(begin)

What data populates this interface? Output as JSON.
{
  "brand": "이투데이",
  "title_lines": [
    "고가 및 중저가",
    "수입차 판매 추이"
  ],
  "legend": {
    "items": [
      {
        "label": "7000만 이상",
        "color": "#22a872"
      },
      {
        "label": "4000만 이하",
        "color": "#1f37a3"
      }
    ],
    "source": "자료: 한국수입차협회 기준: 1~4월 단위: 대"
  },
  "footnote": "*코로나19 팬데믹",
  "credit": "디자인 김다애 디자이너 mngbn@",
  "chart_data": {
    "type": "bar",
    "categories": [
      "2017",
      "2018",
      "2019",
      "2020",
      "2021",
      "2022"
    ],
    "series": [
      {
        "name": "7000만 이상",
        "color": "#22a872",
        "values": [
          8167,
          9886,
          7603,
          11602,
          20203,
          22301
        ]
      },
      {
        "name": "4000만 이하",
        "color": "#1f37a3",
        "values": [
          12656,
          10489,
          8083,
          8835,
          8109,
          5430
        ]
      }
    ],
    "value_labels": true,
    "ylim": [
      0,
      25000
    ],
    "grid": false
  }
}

(end)
(begin)

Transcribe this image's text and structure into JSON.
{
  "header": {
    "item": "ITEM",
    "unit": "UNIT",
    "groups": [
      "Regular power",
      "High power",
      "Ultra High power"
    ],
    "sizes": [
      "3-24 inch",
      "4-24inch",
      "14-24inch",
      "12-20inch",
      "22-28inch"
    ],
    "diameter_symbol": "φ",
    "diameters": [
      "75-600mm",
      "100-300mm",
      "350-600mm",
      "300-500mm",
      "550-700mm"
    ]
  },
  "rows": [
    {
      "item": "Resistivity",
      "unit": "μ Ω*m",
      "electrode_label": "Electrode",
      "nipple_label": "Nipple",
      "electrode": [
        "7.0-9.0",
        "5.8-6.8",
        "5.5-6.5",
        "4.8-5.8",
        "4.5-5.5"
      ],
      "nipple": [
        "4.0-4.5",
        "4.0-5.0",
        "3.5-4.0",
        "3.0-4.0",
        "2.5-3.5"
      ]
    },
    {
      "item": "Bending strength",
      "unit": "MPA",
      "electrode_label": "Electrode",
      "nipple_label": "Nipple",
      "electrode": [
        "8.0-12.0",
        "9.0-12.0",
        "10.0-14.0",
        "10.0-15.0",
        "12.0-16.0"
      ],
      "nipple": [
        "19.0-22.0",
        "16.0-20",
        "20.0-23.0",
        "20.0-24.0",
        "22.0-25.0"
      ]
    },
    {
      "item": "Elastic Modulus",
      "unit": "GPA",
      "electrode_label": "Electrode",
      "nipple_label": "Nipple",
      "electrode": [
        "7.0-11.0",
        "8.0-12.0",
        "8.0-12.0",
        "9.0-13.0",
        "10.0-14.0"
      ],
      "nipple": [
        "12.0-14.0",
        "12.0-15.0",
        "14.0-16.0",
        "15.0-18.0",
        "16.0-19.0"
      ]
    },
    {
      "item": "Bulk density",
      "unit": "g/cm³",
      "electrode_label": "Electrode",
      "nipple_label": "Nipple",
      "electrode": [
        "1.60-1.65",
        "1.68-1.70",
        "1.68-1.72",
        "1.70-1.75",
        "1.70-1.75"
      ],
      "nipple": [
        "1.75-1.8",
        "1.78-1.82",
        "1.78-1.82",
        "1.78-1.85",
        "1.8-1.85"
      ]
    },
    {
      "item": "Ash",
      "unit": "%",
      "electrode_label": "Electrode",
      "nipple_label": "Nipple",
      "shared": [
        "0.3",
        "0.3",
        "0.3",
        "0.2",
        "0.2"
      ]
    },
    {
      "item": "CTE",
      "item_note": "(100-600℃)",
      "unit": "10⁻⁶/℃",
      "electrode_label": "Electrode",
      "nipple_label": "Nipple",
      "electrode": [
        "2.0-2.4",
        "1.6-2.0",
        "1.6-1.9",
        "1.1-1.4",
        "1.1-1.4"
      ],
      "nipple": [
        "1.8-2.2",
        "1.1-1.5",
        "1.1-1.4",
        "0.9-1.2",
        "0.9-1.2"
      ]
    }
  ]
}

(end)

## EXERCISE
Each line in the data that holds the string "this" should be found and copied.

## RESULT OF THE EXERCISE
What data populates this interface? Output as JSON.
Transcribe this image's text and structure into JSON.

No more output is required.